Copy every entry exactly.
----- Source records
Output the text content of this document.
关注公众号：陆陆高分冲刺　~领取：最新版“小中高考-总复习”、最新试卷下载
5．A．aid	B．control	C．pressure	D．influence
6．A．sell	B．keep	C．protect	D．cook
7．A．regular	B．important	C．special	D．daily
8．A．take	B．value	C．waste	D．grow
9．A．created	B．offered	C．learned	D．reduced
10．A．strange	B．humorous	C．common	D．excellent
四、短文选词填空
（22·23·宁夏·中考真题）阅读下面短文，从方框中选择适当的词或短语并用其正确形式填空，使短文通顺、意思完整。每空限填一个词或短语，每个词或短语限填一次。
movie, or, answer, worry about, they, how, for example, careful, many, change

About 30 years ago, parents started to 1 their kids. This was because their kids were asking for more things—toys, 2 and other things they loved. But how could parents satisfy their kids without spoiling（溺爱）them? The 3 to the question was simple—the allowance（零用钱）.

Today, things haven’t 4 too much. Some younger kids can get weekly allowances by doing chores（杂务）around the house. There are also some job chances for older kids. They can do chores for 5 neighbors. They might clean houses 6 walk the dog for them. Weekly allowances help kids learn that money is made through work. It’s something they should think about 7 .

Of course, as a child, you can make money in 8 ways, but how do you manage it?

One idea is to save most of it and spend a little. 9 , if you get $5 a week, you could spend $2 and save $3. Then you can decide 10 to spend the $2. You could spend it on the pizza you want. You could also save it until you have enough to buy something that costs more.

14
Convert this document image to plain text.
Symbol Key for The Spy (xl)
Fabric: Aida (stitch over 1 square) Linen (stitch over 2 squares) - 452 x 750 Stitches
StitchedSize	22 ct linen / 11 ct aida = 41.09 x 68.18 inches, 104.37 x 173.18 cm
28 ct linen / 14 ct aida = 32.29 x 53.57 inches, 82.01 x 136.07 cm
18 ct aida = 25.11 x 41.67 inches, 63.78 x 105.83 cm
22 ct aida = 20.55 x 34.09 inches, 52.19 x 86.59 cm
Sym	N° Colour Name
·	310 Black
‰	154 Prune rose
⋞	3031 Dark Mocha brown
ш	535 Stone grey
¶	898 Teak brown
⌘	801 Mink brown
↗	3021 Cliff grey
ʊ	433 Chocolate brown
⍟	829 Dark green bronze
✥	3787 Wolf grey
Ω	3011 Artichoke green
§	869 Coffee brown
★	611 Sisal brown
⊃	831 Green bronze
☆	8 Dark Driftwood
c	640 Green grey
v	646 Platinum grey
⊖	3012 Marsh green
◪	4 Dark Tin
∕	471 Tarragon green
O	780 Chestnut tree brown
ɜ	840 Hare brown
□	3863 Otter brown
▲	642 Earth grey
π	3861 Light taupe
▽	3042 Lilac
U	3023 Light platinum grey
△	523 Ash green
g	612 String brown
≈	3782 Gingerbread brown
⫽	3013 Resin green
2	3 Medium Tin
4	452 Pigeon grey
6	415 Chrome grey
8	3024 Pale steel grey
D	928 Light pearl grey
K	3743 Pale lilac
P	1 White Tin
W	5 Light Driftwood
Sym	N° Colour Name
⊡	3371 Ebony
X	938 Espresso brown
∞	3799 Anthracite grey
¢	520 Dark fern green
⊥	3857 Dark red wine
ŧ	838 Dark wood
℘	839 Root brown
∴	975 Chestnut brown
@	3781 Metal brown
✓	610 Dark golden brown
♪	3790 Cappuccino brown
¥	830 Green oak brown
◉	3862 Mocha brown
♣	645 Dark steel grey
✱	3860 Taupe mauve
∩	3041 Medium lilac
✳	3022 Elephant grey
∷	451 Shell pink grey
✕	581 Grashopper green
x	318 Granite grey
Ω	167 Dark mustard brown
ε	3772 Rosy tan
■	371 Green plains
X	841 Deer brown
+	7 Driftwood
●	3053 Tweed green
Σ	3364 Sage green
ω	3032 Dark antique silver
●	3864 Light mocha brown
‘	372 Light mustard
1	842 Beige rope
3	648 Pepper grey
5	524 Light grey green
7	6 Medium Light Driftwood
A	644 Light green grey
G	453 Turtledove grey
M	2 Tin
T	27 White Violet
----------
- _Task answer_
Output the text content of this document.
关注公众号：陆陆高分冲刺　~领取：最新版“小中高考-总复习”、最新试卷下载
5．A．aid	B．control	C．pressure	D．influence
6．A．sell	B．keep	C．protect	D．cook
7．A．regular	B．important	C．special	D．daily
8．A．take	B．value	C．waste	D．grow
9．A．created	B．offered	C．learned	D．reduced
10．A．strange	B．humorous	C．common	D．excellent
四、短文选词填空
（22·23·宁夏·中考真题）阅读下面短文，从方框中选择适当的词或短语并用其正确形式填空，使短文通顺、意思完整。每空限填一个词或短语，每个词或短语限填一次。
movie, or, answer, worry about, they, how, for example, careful, many, change

About 30 years ago, parents started to 1 their kids. This was because their kids were asking for more things—toys, 2 and other things they loved. But how could parents satisfy their kids without spoiling（溺爱）them? The 3 to the question was simple—the allowance（零用钱）.

Today, things haven’t 4 too much. Some younger kids can get weekly allowances by doing chores（杂务）around the house. There are also some job chances for older kids. They can do chores for 5 neighbors. They might clean houses 6 walk the dog for them. Weekly allowances help kids learn that money is made through work. It’s something they should think about 7 .

Of course, as a child, you can make money in 8 ways, but how do you manage it?

One idea is to save most of it and spend a little. 9 , if you get $5 a week, you could spend $2 and save $3. Then you can decide 10 to spend the $2. You could spend it on the pizza you want. You could also save it until you have enough to buy something that costs more.

14
Convert this document image to plain text.
Symbol Key for The Spy (xl)
Fabric: Aida (stitch over 1 square) Linen (stitch over 2 squares) - 452 x 750 Stitches
StitchedSize	22 ct linen / 11 ct aida = 41.09 x 68.18 inches, 104.37 x 173.18 cm
28 ct linen / 14 ct aida = 32.29 x 53.57 inches, 82.01 x 136.07 cm
18 ct aida = 25.11 x 41.67 inches, 63.78 x 105.83 cm
22 ct aida = 20.55 x 34.09 inches, 52.19 x 86.59 cm
Sym	N° Colour Name
·	310 Black
‰	154 Prune rose
⋞	3031 Dark Mocha brown
ш	535 Stone grey
¶	898 Teak brown
⌘	801 Mink brown
↗	3021 Cliff grey
ʊ	433 Chocolate brown
⍟	829 Dark green bronze
✥	3787 Wolf grey
Ω	3011 Artichoke green
§	869 Coffee brown
★	611 Sisal brown
⊃	831 Green bronze
☆	8 Dark Driftwood
c	640 Green grey
v	646 Platinum grey
⊖	3012 Marsh green
◪	4 Dark Tin
∕	471 Tarragon green
O	780 Chestnut tree brown
ɜ	840 Hare brown
□	3863 Otter brown
▲	642 Earth grey
π	3861 Light taupe
▽	3042 Lilac
U	3023 Light platinum grey
△	523 Ash green
g	612 String brown
≈	3782 Gingerbread brown
⫽	3013 Resin green
2	3 Medium Tin
4	452 Pigeon grey
6	415 Chrome grey
8	3024 Pale steel grey
D	928 Light pearl grey
K	3743 Pale lilac
P	1 White Tin
W	5 Light Driftwood
Sym	N° Colour Name
⊡	3371 Ebony
X	938 Espresso brown
∞	3799 Anthracite grey
¢	520 Dark fern green
⊥	3857 Dark red wine
ŧ	838 Dark wood
℘	839 Root brown
∴	975 Chestnut brown
@	3781 Metal brown
✓	610 Dark golden brown
♪	3790 Cappuccino brown
¥	830 Green oak brown
◉	3862 Mocha brown
♣	645 Dark steel grey
✱	3860 Taupe mauve
∩	3041 Medium lilac
✳	3022 Elephant grey
∷	451 Shell pink grey
✕	581 Grashopper green
x	318 Granite grey
Ω	167 Dark mustard brown
ε	3772 Rosy tan
■	371 Green plains
X	841 Deer brown
+	7 Driftwood
●	3053 Tweed green
Σ	3364 Sage green
ω	3032 Dark antique silver
●	3864 Light mocha brown
‘	372 Light mustard
1	842 Beige rope
3	648 Pepper grey
5	524 Light grey green
7	6 Medium Light Driftwood
A	644 Light green grey
G	453 Turtledove grey
M	2 Tin
T	27 White Violet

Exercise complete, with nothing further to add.